GIVEN EXERCISE:
Pictures do not belong in the copy; restate the records below word for word.

RECORDED INFORMATION:

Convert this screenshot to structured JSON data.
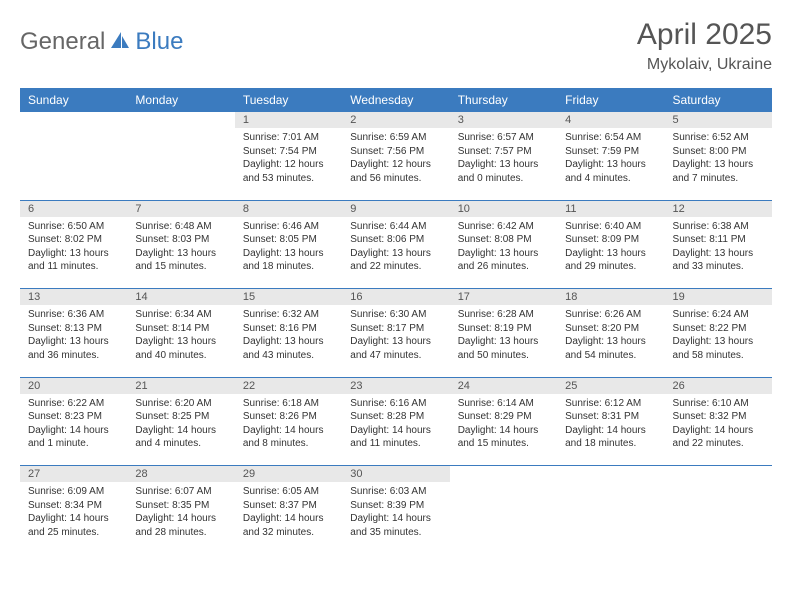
{
  "logo": {
    "part1": "General",
    "part2": "Blue"
  },
  "title": "April 2025",
  "location": "Mykolaiv, Ukraine",
  "colors": {
    "header_bg": "#3b7bbf",
    "header_text": "#ffffff",
    "daynum_bg": "#e8e8e8",
    "border": "#3b7bbf",
    "logo_gray": "#666666",
    "logo_blue": "#3b7bbf"
  },
  "day_headers": [
    "Sunday",
    "Monday",
    "Tuesday",
    "Wednesday",
    "Thursday",
    "Friday",
    "Saturday"
  ],
  "weeks": [
    [
      null,
      null,
      {
        "n": "1",
        "sr": "7:01 AM",
        "ss": "7:54 PM",
        "dl": "12 hours and 53 minutes."
      },
      {
        "n": "2",
        "sr": "6:59 AM",
        "ss": "7:56 PM",
        "dl": "12 hours and 56 minutes."
      },
      {
        "n": "3",
        "sr": "6:57 AM",
        "ss": "7:57 PM",
        "dl": "13 hours and 0 minutes."
      },
      {
        "n": "4",
        "sr": "6:54 AM",
        "ss": "7:59 PM",
        "dl": "13 hours and 4 minutes."
      },
      {
        "n": "5",
        "sr": "6:52 AM",
        "ss": "8:00 PM",
        "dl": "13 hours and 7 minutes."
      }
    ],
    [
      {
        "n": "6",
        "sr": "6:50 AM",
        "ss": "8:02 PM",
        "dl": "13 hours and 11 minutes."
      },
      {
        "n": "7",
        "sr": "6:48 AM",
        "ss": "8:03 PM",
        "dl": "13 hours and 15 minutes."
      },
      {
        "n": "8",
        "sr": "6:46 AM",
        "ss": "8:05 PM",
        "dl": "13 hours and 18 minutes."
      },
      {
        "n": "9",
        "sr": "6:44 AM",
        "ss": "8:06 PM",
        "dl": "13 hours and 22 minutes."
      },
      {
        "n": "10",
        "sr": "6:42 AM",
        "ss": "8:08 PM",
        "dl": "13 hours and 26 minutes."
      },
      {
        "n": "11",
        "sr": "6:40 AM",
        "ss": "8:09 PM",
        "dl": "13 hours and 29 minutes."
      },
      {
        "n": "12",
        "sr": "6:38 AM",
        "ss": "8:11 PM",
        "dl": "13 hours and 33 minutes."
      }
    ],
    [
      {
        "n": "13",
        "sr": "6:36 AM",
        "ss": "8:13 PM",
        "dl": "13 hours and 36 minutes."
      },
      {
        "n": "14",
        "sr": "6:34 AM",
        "ss": "8:14 PM",
        "dl": "13 hours and 40 minutes."
      },
      {
        "n": "15",
        "sr": "6:32 AM",
        "ss": "8:16 PM",
        "dl": "13 hours and 43 minutes."
      },
      {
        "n": "16",
        "sr": "6:30 AM",
        "ss": "8:17 PM",
        "dl": "13 hours and 47 minutes."
      },
      {
        "n": "17",
        "sr": "6:28 AM",
        "ss": "8:19 PM",
        "dl": "13 hours and 50 minutes."
      },
      {
        "n": "18",
        "sr": "6:26 AM",
        "ss": "8:20 PM",
        "dl": "13 hours and 54 minutes."
      },
      {
        "n": "19",
        "sr": "6:24 AM",
        "ss": "8:22 PM",
        "dl": "13 hours and 58 minutes."
      }
    ],
    [
      {
        "n": "20",
        "sr": "6:22 AM",
        "ss": "8:23 PM",
        "dl": "14 hours and 1 minute."
      },
      {
        "n": "21",
        "sr": "6:20 AM",
        "ss": "8:25 PM",
        "dl": "14 hours and 4 minutes."
      },
      {
        "n": "22",
        "sr": "6:18 AM",
        "ss": "8:26 PM",
        "dl": "14 hours and 8 minutes."
      },
      {
        "n": "23",
        "sr": "6:16 AM",
        "ss": "8:28 PM",
        "dl": "14 hours and 11 minutes."
      },
      {
        "n": "24",
        "sr": "6:14 AM",
        "ss": "8:29 PM",
        "dl": "14 hours and 15 minutes."
      },
      {
        "n": "25",
        "sr": "6:12 AM",
        "ss": "8:31 PM",
        "dl": "14 hours and 18 minutes."
      },
      {
        "n": "26",
        "sr": "6:10 AM",
        "ss": "8:32 PM",
        "dl": "14 hours and 22 minutes."
      }
    ],
    [
      {
        "n": "27",
        "sr": "6:09 AM",
        "ss": "8:34 PM",
        "dl": "14 hours and 25 minutes."
      },
      {
        "n": "28",
        "sr": "6:07 AM",
        "ss": "8:35 PM",
        "dl": "14 hours and 28 minutes."
      },
      {
        "n": "29",
        "sr": "6:05 AM",
        "ss": "8:37 PM",
        "dl": "14 hours and 32 minutes."
      },
      {
        "n": "30",
        "sr": "6:03 AM",
        "ss": "8:39 PM",
        "dl": "14 hours and 35 minutes."
      },
      null,
      null,
      null
    ]
  ],
  "labels": {
    "sunrise": "Sunrise:",
    "sunset": "Sunset:",
    "daylight": "Daylight:"
  }
}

ANSWER TO THIS PROBLEM:
Convert this screenshot to structured JSON data.
{
  "logo": {
    "part1": "General",
    "part2": "Blue"
  },
  "title": "April 2025",
  "location": "Mykolaiv, Ukraine",
  "colors": {
    "header_bg": "#3b7bbf",
    "header_text": "#ffffff",
    "daynum_bg": "#e8e8e8",
    "border": "#3b7bbf",
    "logo_gray": "#666666",
    "logo_blue": "#3b7bbf"
  },
  "day_headers": [
    "Sunday",
    "Monday",
    "Tuesday",
    "Wednesday",
    "Thursday",
    "Friday",
    "Saturday"
  ],
  "weeks": [
    [
      null,
      null,
      {
        "n": "1",
        "sr": "7:01 AM",
        "ss": "7:54 PM",
        "dl": "12 hours and 53 minutes."
      },
      {
        "n": "2",
        "sr": "6:59 AM",
        "ss": "7:56 PM",
        "dl": "12 hours and 56 minutes."
      },
      {
        "n": "3",
        "sr": "6:57 AM",
        "ss": "7:57 PM",
        "dl": "13 hours and 0 minutes."
      },
      {
        "n": "4",
        "sr": "6:54 AM",
        "ss": "7:59 PM",
        "dl": "13 hours and 4 minutes."
      },
      {
        "n": "5",
        "sr": "6:52 AM",
        "ss": "8:00 PM",
        "dl": "13 hours and 7 minutes."
      }
    ],
    [
      {
        "n": "6",
        "sr": "6:50 AM",
        "ss": "8:02 PM",
        "dl": "13 hours and 11 minutes."
      },
      {
        "n": "7",
        "sr": "6:48 AM",
        "ss": "8:03 PM",
        "dl": "13 hours and 15 minutes."
      },
      {
        "n": "8",
        "sr": "6:46 AM",
        "ss": "8:05 PM",
        "dl": "13 hours and 18 minutes."
      },
      {
        "n": "9",
        "sr": "6:44 AM",
        "ss": "8:06 PM",
        "dl": "13 hours and 22 minutes."
      },
      {
        "n": "10",
        "sr": "6:42 AM",
        "ss": "8:08 PM",
        "dl": "13 hours and 26 minutes."
      },
      {
        "n": "11",
        "sr": "6:40 AM",
        "ss": "8:09 PM",
        "dl": "13 hours and 29 minutes."
      },
      {
        "n": "12",
        "sr": "6:38 AM",
        "ss": "8:11 PM",
        "dl": "13 hours and 33 minutes."
      }
    ],
    [
      {
        "n": "13",
        "sr": "6:36 AM",
        "ss": "8:13 PM",
        "dl": "13 hours and 36 minutes."
      },
      {
        "n": "14",
        "sr": "6:34 AM",
        "ss": "8:14 PM",
        "dl": "13 hours and 40 minutes."
      },
      {
        "n": "15",
        "sr": "6:32 AM",
        "ss": "8:16 PM",
        "dl": "13 hours and 43 minutes."
      },
      {
        "n": "16",
        "sr": "6:30 AM",
        "ss": "8:17 PM",
        "dl": "13 hours and 47 minutes."
      },
      {
        "n": "17",
        "sr": "6:28 AM",
        "ss": "8:19 PM",
        "dl": "13 hours and 50 minutes."
      },
      {
        "n": "18",
        "sr": "6:26 AM",
        "ss": "8:20 PM",
        "dl": "13 hours and 54 minutes."
      },
      {
        "n": "19",
        "sr": "6:24 AM",
        "ss": "8:22 PM",
        "dl": "13 hours and 58 minutes."
      }
    ],
    [
      {
        "n": "20",
        "sr": "6:22 AM",
        "ss": "8:23 PM",
        "dl": "14 hours and 1 minute."
      },
      {
        "n": "21",
        "sr": "6:20 AM",
        "ss": "8:25 PM",
        "dl": "14 hours and 4 minutes."
      },
      {
        "n": "22",
        "sr": "6:18 AM",
        "ss": "8:26 PM",
        "dl": "14 hours and 8 minutes."
      },
      {
        "n": "23",
        "sr": "6:16 AM",
        "ss": "8:28 PM",
        "dl": "14 hours and 11 minutes."
      },
      {
        "n": "24",
        "sr": "6:14 AM",
        "ss": "8:29 PM",
        "dl": "14 hours and 15 minutes."
      },
      {
        "n": "25",
        "sr": "6:12 AM",
        "ss": "8:31 PM",
        "dl": "14 hours and 18 minutes."
      },
      {
        "n": "26",
        "sr": "6:10 AM",
        "ss": "8:32 PM",
        "dl": "14 hours and 22 minutes."
      }
    ],
    [
      {
        "n": "27",
        "sr": "6:09 AM",
        "ss": "8:34 PM",
        "dl": "14 hours and 25 minutes."
      },
      {
        "n": "28",
        "sr": "6:07 AM",
        "ss": "8:35 PM",
        "dl": "14 hours and 28 minutes."
      },
      {
        "n": "29",
        "sr": "6:05 AM",
        "ss": "8:37 PM",
        "dl": "14 hours and 32 minutes."
      },
      {
        "n": "30",
        "sr": "6:03 AM",
        "ss": "8:39 PM",
        "dl": "14 hours and 35 minutes."
      },
      null,
      null,
      null
    ]
  ],
  "labels": {
    "sunrise": "Sunrise:",
    "sunset": "Sunset:",
    "daylight": "Daylight:"
  }
}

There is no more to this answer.